[Data records]
====
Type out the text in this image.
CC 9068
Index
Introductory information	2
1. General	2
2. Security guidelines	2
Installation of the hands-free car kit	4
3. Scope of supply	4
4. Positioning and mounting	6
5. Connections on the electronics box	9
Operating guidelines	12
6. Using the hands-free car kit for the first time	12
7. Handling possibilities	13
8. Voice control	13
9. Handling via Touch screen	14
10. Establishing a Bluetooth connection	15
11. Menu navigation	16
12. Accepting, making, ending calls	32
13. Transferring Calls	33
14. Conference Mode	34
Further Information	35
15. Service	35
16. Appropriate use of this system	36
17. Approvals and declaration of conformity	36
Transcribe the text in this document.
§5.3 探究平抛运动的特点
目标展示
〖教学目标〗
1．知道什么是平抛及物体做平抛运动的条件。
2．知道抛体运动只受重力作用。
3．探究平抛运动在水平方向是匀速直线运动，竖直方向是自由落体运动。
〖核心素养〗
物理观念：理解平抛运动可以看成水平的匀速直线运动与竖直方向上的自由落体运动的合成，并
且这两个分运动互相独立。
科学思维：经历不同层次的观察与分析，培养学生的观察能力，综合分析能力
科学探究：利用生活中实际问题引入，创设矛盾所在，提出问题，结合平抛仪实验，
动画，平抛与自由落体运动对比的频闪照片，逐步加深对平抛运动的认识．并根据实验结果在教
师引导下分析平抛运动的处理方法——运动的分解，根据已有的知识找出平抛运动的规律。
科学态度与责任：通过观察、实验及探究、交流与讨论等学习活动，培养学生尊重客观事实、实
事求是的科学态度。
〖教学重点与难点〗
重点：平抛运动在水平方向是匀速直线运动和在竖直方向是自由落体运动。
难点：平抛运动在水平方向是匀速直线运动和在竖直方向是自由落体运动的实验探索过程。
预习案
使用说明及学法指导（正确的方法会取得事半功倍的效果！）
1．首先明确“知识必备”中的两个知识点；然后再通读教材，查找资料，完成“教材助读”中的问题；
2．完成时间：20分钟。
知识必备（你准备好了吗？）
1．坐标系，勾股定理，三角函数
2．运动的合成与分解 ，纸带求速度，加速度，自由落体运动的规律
====
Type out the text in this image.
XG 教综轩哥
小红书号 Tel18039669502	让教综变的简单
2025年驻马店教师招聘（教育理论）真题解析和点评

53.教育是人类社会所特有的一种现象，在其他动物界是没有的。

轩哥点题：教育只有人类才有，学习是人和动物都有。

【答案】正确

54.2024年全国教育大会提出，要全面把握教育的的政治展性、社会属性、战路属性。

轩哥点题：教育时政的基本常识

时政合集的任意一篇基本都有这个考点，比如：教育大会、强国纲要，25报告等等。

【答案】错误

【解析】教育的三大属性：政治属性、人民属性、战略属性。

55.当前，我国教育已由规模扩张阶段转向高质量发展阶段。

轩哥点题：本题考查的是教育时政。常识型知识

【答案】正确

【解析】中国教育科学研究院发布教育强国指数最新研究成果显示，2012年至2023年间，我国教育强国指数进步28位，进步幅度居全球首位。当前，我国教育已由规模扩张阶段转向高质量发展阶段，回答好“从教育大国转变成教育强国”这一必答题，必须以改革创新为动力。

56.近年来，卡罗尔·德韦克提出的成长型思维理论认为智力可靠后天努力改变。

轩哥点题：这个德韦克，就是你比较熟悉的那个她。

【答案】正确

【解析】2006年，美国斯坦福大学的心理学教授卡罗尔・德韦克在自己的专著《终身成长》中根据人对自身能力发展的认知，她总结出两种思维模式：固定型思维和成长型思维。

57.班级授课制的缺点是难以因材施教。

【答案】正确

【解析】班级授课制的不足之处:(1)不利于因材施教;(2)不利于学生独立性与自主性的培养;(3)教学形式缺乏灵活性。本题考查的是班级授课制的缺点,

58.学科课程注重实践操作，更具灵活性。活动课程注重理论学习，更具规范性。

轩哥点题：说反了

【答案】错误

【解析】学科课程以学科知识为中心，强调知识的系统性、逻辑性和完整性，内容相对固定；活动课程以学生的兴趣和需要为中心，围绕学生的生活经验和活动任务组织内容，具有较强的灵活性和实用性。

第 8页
====
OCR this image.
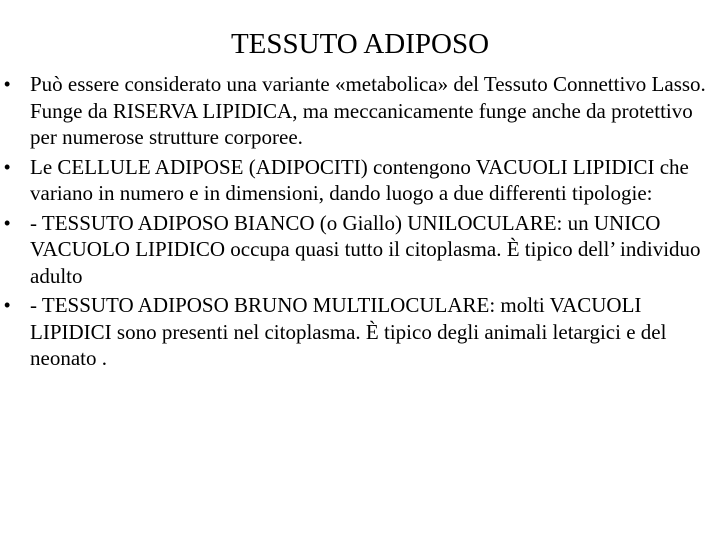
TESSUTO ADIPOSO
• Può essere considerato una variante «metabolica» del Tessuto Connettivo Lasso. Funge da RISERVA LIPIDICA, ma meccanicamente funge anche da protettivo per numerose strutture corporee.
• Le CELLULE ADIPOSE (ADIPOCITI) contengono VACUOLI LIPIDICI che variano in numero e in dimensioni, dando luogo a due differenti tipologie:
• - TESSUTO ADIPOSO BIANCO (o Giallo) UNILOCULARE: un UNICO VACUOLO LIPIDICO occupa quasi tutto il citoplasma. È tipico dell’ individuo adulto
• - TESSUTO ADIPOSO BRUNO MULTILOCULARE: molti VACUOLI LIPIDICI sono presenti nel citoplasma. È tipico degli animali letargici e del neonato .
====
Directions for this task :: Gather each line that holds "轩哥点题".

The output ::
轩哥点题：教育只有人类才有，学习是人和动物都有。
轩哥点题：教育时政的基本常识
轩哥点题：本题考查的是教育时政。常识型知识
轩哥点题：这个德韦克，就是你比较熟悉的那个她。
轩哥点题：说反了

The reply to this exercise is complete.